Locate the string "image" in the records below. Copy every line where it occurs.

==== Data in this exercise ====

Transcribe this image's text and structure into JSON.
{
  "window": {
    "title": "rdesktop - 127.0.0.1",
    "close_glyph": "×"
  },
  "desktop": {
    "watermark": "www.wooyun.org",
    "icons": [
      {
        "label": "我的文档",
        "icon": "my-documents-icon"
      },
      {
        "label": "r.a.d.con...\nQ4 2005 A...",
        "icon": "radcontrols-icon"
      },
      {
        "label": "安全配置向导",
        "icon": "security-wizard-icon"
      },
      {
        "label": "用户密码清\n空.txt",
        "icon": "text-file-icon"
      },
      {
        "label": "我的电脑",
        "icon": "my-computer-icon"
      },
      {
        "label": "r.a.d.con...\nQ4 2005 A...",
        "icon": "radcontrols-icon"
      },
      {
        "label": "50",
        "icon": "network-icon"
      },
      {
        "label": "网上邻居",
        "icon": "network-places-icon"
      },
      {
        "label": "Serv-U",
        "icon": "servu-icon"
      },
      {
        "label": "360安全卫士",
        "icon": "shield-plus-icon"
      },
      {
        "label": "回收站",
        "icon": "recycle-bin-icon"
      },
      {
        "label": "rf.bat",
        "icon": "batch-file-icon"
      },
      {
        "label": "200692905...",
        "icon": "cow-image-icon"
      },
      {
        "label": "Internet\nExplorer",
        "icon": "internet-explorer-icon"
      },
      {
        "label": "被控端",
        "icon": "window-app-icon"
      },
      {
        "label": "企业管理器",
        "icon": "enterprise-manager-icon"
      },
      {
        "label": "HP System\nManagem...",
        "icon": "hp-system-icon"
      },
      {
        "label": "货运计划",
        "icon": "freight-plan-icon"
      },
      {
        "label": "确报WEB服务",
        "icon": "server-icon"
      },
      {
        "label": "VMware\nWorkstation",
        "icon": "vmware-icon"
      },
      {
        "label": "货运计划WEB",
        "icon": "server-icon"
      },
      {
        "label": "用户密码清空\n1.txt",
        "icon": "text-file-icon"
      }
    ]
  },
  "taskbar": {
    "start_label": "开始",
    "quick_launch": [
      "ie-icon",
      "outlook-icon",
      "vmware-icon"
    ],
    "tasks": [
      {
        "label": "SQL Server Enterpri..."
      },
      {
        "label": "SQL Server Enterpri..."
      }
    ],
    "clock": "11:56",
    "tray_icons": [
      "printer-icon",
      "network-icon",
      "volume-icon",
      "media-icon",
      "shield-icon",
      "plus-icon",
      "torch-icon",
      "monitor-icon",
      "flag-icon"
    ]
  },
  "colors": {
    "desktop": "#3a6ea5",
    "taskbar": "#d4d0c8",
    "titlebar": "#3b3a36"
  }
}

====

__Correct result__
Transcribe this image's text and structure into JSON.
        "icon": "cow-image-icon"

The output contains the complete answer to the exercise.